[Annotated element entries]
* start *

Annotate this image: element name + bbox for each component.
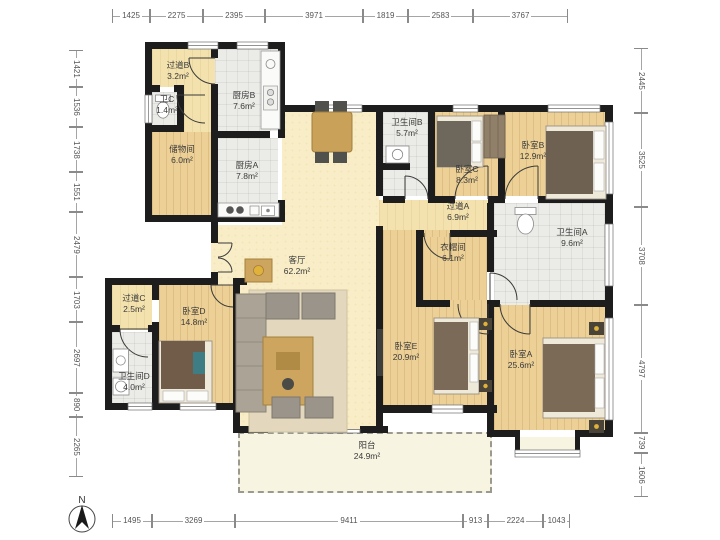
dimension-right-4: 739 bbox=[634, 433, 648, 453]
room-name: 衣帽间 bbox=[440, 242, 466, 253]
dimension-value: 1425 bbox=[120, 12, 142, 20]
dimension-value: 2275 bbox=[166, 12, 188, 20]
dimension-left-5: 1703 bbox=[69, 277, 83, 322]
dimension-value: 3708 bbox=[637, 245, 645, 267]
dimension-value: 3269 bbox=[183, 517, 205, 525]
room-name: 卧室C bbox=[455, 164, 478, 175]
room-area: 14.8m² bbox=[181, 317, 207, 328]
dimension-value: 1043 bbox=[546, 517, 568, 525]
dimension-top-0: 1425 bbox=[112, 9, 150, 23]
room-name: 卫生间B bbox=[391, 117, 422, 128]
dimension-bottom-2: 9411 bbox=[235, 514, 463, 528]
room-label-bedroom-d: 卧室D14.8m² bbox=[181, 306, 207, 328]
room-area: 20.9m² bbox=[393, 352, 419, 363]
room-name: 卫生间D bbox=[118, 371, 150, 382]
room-label-storage: 储物间6.0m² bbox=[169, 144, 195, 166]
room-name: 卧室D bbox=[181, 306, 207, 317]
floorplan-canvas: N 过道B3.2m²卫C1.4m²厨房B7.6m²储物间6.0m²厨房A7.8m… bbox=[0, 0, 720, 540]
room-name: 阳台 bbox=[354, 440, 380, 451]
room-area: 6.0m² bbox=[169, 155, 195, 166]
room-name: 卫C bbox=[156, 94, 178, 105]
room-name: 过道A bbox=[447, 201, 470, 212]
room-area: 25.6m² bbox=[508, 360, 534, 371]
dimension-value: 4797 bbox=[637, 358, 645, 380]
room-area: 7.8m² bbox=[236, 171, 259, 182]
dimension-left-3: 1551 bbox=[69, 172, 83, 212]
dimension-top-2: 2395 bbox=[203, 9, 265, 23]
dimension-value: 890 bbox=[72, 396, 80, 413]
room-label-bedroom-a: 卧室A25.6m² bbox=[508, 349, 534, 371]
dimension-left-4: 2479 bbox=[69, 212, 83, 277]
dimension-value: 3525 bbox=[637, 149, 645, 171]
room-name: 厨房A bbox=[236, 160, 259, 171]
dimension-value: 1819 bbox=[375, 12, 397, 20]
dimension-value: 2395 bbox=[223, 12, 245, 20]
room-area: 8.3m² bbox=[455, 175, 478, 186]
room-name: 卧室E bbox=[393, 341, 419, 352]
room-name: 过道C bbox=[122, 293, 145, 304]
dimension-value: 3971 bbox=[303, 12, 325, 20]
room-name: 卧室B bbox=[520, 140, 546, 151]
room-area: 2.5m² bbox=[122, 304, 145, 315]
room-area: 24.9m² bbox=[354, 451, 380, 462]
dimension-top-1: 2275 bbox=[150, 9, 203, 23]
room-label-bedroom-c: 卧室C8.3m² bbox=[455, 164, 478, 186]
dimension-top-5: 2583 bbox=[408, 9, 473, 23]
room-label-kitchen-a: 厨房A7.8m² bbox=[236, 160, 259, 182]
dimension-left-6: 2697 bbox=[69, 322, 83, 393]
room-name: 卫生间A bbox=[556, 227, 587, 238]
dimension-bottom-3: 913 bbox=[463, 514, 488, 528]
dimension-value: 2583 bbox=[430, 12, 452, 20]
dimension-right-3: 4797 bbox=[634, 305, 648, 433]
room-label-balcony: 阳台24.9m² bbox=[354, 440, 380, 462]
room-area: 4.0m² bbox=[118, 382, 150, 393]
dimension-value: 739 bbox=[637, 434, 645, 451]
dimension-value: 1703 bbox=[72, 289, 80, 311]
room-area: 6.9m² bbox=[447, 212, 470, 223]
room-label-toilet-c: 卫C1.4m² bbox=[156, 94, 178, 116]
dimension-left-2: 1738 bbox=[69, 127, 83, 172]
dimension-value: 2479 bbox=[72, 234, 80, 256]
room-name: 客厅 bbox=[284, 255, 310, 266]
room-area: 5.7m² bbox=[391, 128, 422, 139]
dimension-value: 3767 bbox=[510, 12, 532, 20]
room-name: 过道B bbox=[167, 60, 190, 71]
dimension-value: 1551 bbox=[72, 181, 80, 203]
room-area: 6.1m² bbox=[440, 253, 466, 264]
dimension-left-0: 1421 bbox=[69, 50, 83, 87]
dimension-value: 1421 bbox=[72, 58, 80, 80]
room-area: 62.2m² bbox=[284, 266, 310, 277]
room-label-bath-a: 卫生间A9.6m² bbox=[556, 227, 587, 249]
dimension-value: 2445 bbox=[637, 70, 645, 92]
room-area: 1.4m² bbox=[156, 105, 178, 116]
dimension-value: 1738 bbox=[72, 139, 80, 161]
room-name: 储物间 bbox=[169, 144, 195, 155]
room-label-kitchen-b: 厨房B7.6m² bbox=[233, 90, 256, 112]
room-label-hallway-b: 过道B3.2m² bbox=[167, 60, 190, 82]
room-label-living-a: 客厅62.2m² bbox=[284, 255, 310, 277]
dimension-value: 1536 bbox=[72, 96, 80, 118]
dimension-bottom-1: 3269 bbox=[152, 514, 235, 528]
dimension-value: 2697 bbox=[72, 347, 80, 369]
dimension-left-8: 2265 bbox=[69, 417, 83, 477]
room-label-bath-d: 卫生间D4.0m² bbox=[118, 371, 150, 393]
dimension-right-2: 3708 bbox=[634, 207, 648, 305]
dimension-right-0: 2445 bbox=[634, 48, 648, 113]
room-area: 9.6m² bbox=[556, 238, 587, 249]
room-label-bath-b: 卫生间B5.7m² bbox=[391, 117, 422, 139]
dimension-right-5: 1606 bbox=[634, 453, 648, 497]
dimension-value: 2224 bbox=[505, 517, 527, 525]
dimension-bottom-4: 2224 bbox=[488, 514, 543, 528]
room-area: 3.2m² bbox=[167, 71, 190, 82]
dimension-value: 1606 bbox=[637, 464, 645, 486]
dimension-bottom-5: 1043 bbox=[543, 514, 570, 528]
room-label-hallway-a: 过道A6.9m² bbox=[447, 201, 470, 223]
room-label-hallway-c: 过道C2.5m² bbox=[122, 293, 145, 315]
dimension-value: 9411 bbox=[338, 517, 359, 525]
dimension-value: 1495 bbox=[121, 517, 143, 525]
room-area: 7.6m² bbox=[233, 101, 256, 112]
room-label-bedroom-e: 卧室E20.9m² bbox=[393, 341, 419, 363]
dimension-right-1: 3525 bbox=[634, 113, 648, 207]
dimension-value: 913 bbox=[467, 517, 484, 525]
dimension-bottom-0: 1495 bbox=[112, 514, 152, 528]
room-area: 12.9m² bbox=[520, 151, 546, 162]
dimension-top-6: 3767 bbox=[473, 9, 568, 23]
room-name: 卧室A bbox=[508, 349, 534, 360]
dimension-left-7: 890 bbox=[69, 393, 83, 417]
dimension-left-1: 1536 bbox=[69, 87, 83, 127]
dimension-top-3: 3971 bbox=[265, 9, 363, 23]
room-label-bedroom-b: 卧室B12.9m² bbox=[520, 140, 546, 162]
room-label-cloakroom: 衣帽间6.1m² bbox=[440, 242, 466, 264]
room-name: 厨房B bbox=[233, 90, 256, 101]
dimension-top-4: 1819 bbox=[363, 9, 408, 23]
dimension-value: 2265 bbox=[72, 436, 80, 458]
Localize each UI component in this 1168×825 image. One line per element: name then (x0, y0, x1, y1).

* end *

■ PROBLEM TO WORK ON:
Repeat these records line for line, leaving out the pictures.

■ IN RESPONSE:
Annotate this image: element name + bbox for each component.
dimension-right-4: 739 bbox=[634, 433, 648, 453]
room-name: 衣帽间 bbox=[440, 242, 466, 253]
dimension-value: 1425 bbox=[120, 12, 142, 20]
dimension-value: 2275 bbox=[166, 12, 188, 20]
dimension-left-5: 1703 bbox=[69, 277, 83, 322]
dimension-value: 3708 bbox=[637, 245, 645, 267]
dimension-value: 3269 bbox=[183, 517, 205, 525]
room-name: 卧室C bbox=[455, 164, 478, 175]
room-area: 14.8m² bbox=[181, 317, 207, 328]
dimension-value: 1043 bbox=[546, 517, 568, 525]
dimension-top-0: 1425 bbox=[112, 9, 150, 23]
room-name: 卫生间B bbox=[391, 117, 422, 128]
dimension-bottom-2: 9411 bbox=[235, 514, 463, 528]
room-label-bedroom-d: 卧室D14.8m² bbox=[181, 306, 207, 328]
room-area: 20.9m² bbox=[393, 352, 419, 363]
room-name: 卫生间D bbox=[118, 371, 150, 382]
room-label-storage: 储物间6.0m² bbox=[169, 144, 195, 166]
room-name: 卧室D bbox=[181, 306, 207, 317]
floorplan-canvas: N 过道B3.2m²卫C1.4m²厨房B7.6m²储物间6.0m²厨房A7.8m… bbox=[0, 0, 720, 540]
room-name: 阳台 bbox=[354, 440, 380, 451]
room-area: 6.0m² bbox=[169, 155, 195, 166]
room-name: 卫C bbox=[156, 94, 178, 105]
room-name: 过道A bbox=[447, 201, 470, 212]
room-area: 25.6m² bbox=[508, 360, 534, 371]
dimension-value: 4797 bbox=[637, 358, 645, 380]
room-area: 7.8m² bbox=[236, 171, 259, 182]
dimension-left-3: 1551 bbox=[69, 172, 83, 212]
dimension-top-2: 2395 bbox=[203, 9, 265, 23]
dimension-value: 890 bbox=[72, 396, 80, 413]
room-label-bedroom-a: 卧室A25.6m² bbox=[508, 349, 534, 371]
dimension-left-4: 2479 bbox=[69, 212, 83, 277]
dimension-value: 3525 bbox=[637, 149, 645, 171]
room-name: 厨房A bbox=[236, 160, 259, 171]
dimension-value: 1819 bbox=[375, 12, 397, 20]
dimension-value: 2395 bbox=[223, 12, 245, 20]
room-area: 8.3m² bbox=[455, 175, 478, 186]
room-name: 卧室E bbox=[393, 341, 419, 352]
room-name: 过道C bbox=[122, 293, 145, 304]
dimension-value: 3971 bbox=[303, 12, 325, 20]
room-name: 卧室B bbox=[520, 140, 546, 151]
room-area: 2.5m² bbox=[122, 304, 145, 315]
room-area: 24.9m² bbox=[354, 451, 380, 462]
dimension-top-1: 2275 bbox=[150, 9, 203, 23]
room-label-bedroom-c: 卧室C8.3m² bbox=[455, 164, 478, 186]
dimension-top-5: 2583 bbox=[408, 9, 473, 23]
room-label-kitchen-a: 厨房A7.8m² bbox=[236, 160, 259, 182]
dimension-left-6: 2697 bbox=[69, 322, 83, 393]
room-name: 卫生间A bbox=[556, 227, 587, 238]
dimension-bottom-3: 913 bbox=[463, 514, 488, 528]
dimension-value: 2583 bbox=[430, 12, 452, 20]
dimension-right-3: 4797 bbox=[634, 305, 648, 433]
room-label-balcony: 阳台24.9m² bbox=[354, 440, 380, 462]
room-area: 4.0m² bbox=[118, 382, 150, 393]
dimension-value: 739 bbox=[637, 434, 645, 451]
dimension-value: 1703 bbox=[72, 289, 80, 311]
room-area: 6.9m² bbox=[447, 212, 470, 223]
room-label-toilet-c: 卫C1.4m² bbox=[156, 94, 178, 116]
dimension-left-2: 1738 bbox=[69, 127, 83, 172]
dimension-value: 2479 bbox=[72, 234, 80, 256]
room-name: 客厅 bbox=[284, 255, 310, 266]
room-area: 5.7m² bbox=[391, 128, 422, 139]
dimension-value: 3767 bbox=[510, 12, 532, 20]
room-name: 过道B bbox=[167, 60, 190, 71]
dimension-value: 1551 bbox=[72, 181, 80, 203]
room-area: 6.1m² bbox=[440, 253, 466, 264]
dimension-left-0: 1421 bbox=[69, 50, 83, 87]
dimension-value: 1421 bbox=[72, 58, 80, 80]
room-area: 62.2m² bbox=[284, 266, 310, 277]
room-label-bath-a: 卫生间A9.6m² bbox=[556, 227, 587, 249]
dimension-value: 2445 bbox=[637, 70, 645, 92]
room-area: 1.4m² bbox=[156, 105, 178, 116]
dimension-value: 1738 bbox=[72, 139, 80, 161]
room-name: 储物间 bbox=[169, 144, 195, 155]
room-label-kitchen-b: 厨房B7.6m² bbox=[233, 90, 256, 112]
room-label-hallway-b: 过道B3.2m² bbox=[167, 60, 190, 82]
room-label-living-a: 客厅62.2m² bbox=[284, 255, 310, 277]
dimension-value: 1536 bbox=[72, 96, 80, 118]
dimension-bottom-1: 3269 bbox=[152, 514, 235, 528]
dimension-value: 2697 bbox=[72, 347, 80, 369]
dimension-left-8: 2265 bbox=[69, 417, 83, 477]
room-label-bath-d: 卫生间D4.0m² bbox=[118, 371, 150, 393]
dimension-right-2: 3708 bbox=[634, 207, 648, 305]
dimension-right-0: 2445 bbox=[634, 48, 648, 113]
room-area: 9.6m² bbox=[556, 238, 587, 249]
room-label-bath-b: 卫生间B5.7m² bbox=[391, 117, 422, 139]
dimension-right-5: 1606 bbox=[634, 453, 648, 497]
dimension-value: 2224 bbox=[505, 517, 527, 525]
dimension-bottom-4: 2224 bbox=[488, 514, 543, 528]
room-area: 3.2m² bbox=[167, 71, 190, 82]
dimension-value: 1606 bbox=[637, 464, 645, 486]
dimension-bottom-5: 1043 bbox=[543, 514, 570, 528]
room-label-hallway-a: 过道A6.9m² bbox=[447, 201, 470, 223]
room-label-hallway-c: 过道C2.5m² bbox=[122, 293, 145, 315]
dimension-value: 9411 bbox=[338, 517, 359, 525]
dimension-value: 1495 bbox=[121, 517, 143, 525]
room-area: 7.6m² bbox=[233, 101, 256, 112]
room-label-bedroom-e: 卧室E20.9m² bbox=[393, 341, 419, 363]
dimension-right-1: 3525 bbox=[634, 113, 648, 207]
dimension-value: 913 bbox=[467, 517, 484, 525]
dimension-bottom-0: 1495 bbox=[112, 514, 152, 528]
room-area: 12.9m² bbox=[520, 151, 546, 162]
dimension-top-6: 3767 bbox=[473, 9, 568, 23]
room-name: 卧室A bbox=[508, 349, 534, 360]
dimension-left-7: 890 bbox=[69, 393, 83, 417]
dimension-left-1: 1536 bbox=[69, 87, 83, 127]
dimension-top-3: 3971 bbox=[265, 9, 363, 23]
room-label-bedroom-b: 卧室B12.9m² bbox=[520, 140, 546, 162]
room-label-cloakroom: 衣帽间6.1m² bbox=[440, 242, 466, 264]
room-name: 厨房B bbox=[233, 90, 256, 101]
dimension-top-4: 1819 bbox=[363, 9, 408, 23]
dimension-value: 2265 bbox=[72, 436, 80, 458]
Localize each UI component in this 1168×825 image. One line per element: name then (x0, y0, x1, y1).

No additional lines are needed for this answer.